**Stated goal**
Set down the whole listing verbatim.

== Task inputs

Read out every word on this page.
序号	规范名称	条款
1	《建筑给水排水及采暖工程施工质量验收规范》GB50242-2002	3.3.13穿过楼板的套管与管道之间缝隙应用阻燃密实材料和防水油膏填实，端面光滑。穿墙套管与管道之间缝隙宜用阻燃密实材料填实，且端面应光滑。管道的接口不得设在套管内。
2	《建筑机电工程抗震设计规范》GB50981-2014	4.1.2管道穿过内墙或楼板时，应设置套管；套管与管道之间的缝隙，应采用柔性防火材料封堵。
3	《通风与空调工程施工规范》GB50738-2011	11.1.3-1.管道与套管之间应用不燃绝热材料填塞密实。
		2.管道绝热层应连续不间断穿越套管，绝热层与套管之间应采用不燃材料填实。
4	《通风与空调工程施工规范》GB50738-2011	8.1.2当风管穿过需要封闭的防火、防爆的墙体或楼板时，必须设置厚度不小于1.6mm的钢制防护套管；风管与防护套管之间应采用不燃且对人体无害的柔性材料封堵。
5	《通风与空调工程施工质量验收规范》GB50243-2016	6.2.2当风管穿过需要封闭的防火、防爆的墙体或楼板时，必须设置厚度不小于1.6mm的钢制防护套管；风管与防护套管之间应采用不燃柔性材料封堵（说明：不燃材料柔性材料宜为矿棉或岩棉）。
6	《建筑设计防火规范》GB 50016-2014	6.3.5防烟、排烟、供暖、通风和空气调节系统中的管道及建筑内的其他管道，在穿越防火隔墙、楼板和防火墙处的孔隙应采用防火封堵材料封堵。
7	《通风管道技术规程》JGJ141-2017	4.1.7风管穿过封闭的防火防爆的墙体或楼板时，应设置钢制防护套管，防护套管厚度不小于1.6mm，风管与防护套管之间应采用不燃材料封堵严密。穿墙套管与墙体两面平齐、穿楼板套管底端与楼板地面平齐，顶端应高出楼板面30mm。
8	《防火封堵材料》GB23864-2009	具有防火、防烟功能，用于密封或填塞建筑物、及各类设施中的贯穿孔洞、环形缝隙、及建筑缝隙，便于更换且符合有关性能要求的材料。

====

**The completed task**
Read out every word on this page.
序号	规范名称	条款
1	《建筑给水排水及采暖工程施工质量验收规范》GB50242-2002	3.3.13穿过楼板的套管与管道之间缝隙应用阻燃密实材料和防水油膏填实，端面光滑。穿墙套管与管道之间缝隙宜用阻燃密实材料填实，且端面应光滑。管道的接口不得设在套管内。
2	《建筑机电工程抗震设计规范》GB50981-2014	4.1.2管道穿过内墙或楼板时，应设置套管；套管与管道之间的缝隙，应采用柔性防火材料封堵。
3	《通风与空调工程施工规范》GB50738-2011	11.1.3-1.管道与套管之间应用不燃绝热材料填塞密实。
		2.管道绝热层应连续不间断穿越套管，绝热层与套管之间应采用不燃材料填实。
4	《通风与空调工程施工规范》GB50738-2011	8.1.2当风管穿过需要封闭的防火、防爆的墙体或楼板时，必须设置厚度不小于1.6mm的钢制防护套管；风管与防护套管之间应采用不燃且对人体无害的柔性材料封堵。
5	《通风与空调工程施工质量验收规范》GB50243-2016	6.2.2当风管穿过需要封闭的防火、防爆的墙体或楼板时，必须设置厚度不小于1.6mm的钢制防护套管；风管与防护套管之间应采用不燃柔性材料封堵（说明：不燃材料柔性材料宜为矿棉或岩棉）。
6	《建筑设计防火规范》GB 50016-2014	6.3.5防烟、排烟、供暖、通风和空气调节系统中的管道及建筑内的其他管道，在穿越防火隔墙、楼板和防火墙处的孔隙应采用防火封堵材料封堵。
7	《通风管道技术规程》JGJ141-2017	4.1.7风管穿过封闭的防火防爆的墙体或楼板时，应设置钢制防护套管，防护套管厚度不小于1.6mm，风管与防护套管之间应采用不燃材料封堵严密。穿墙套管与墙体两面平齐、穿楼板套管底端与楼板地面平齐，顶端应高出楼板面30mm。
8	《防火封堵材料》GB23864-2009	具有防火、防烟功能，用于密封或填塞建筑物、及各类设施中的贯穿孔洞、环形缝隙、及建筑缝隙，便于更换且符合有关性能要求的材料。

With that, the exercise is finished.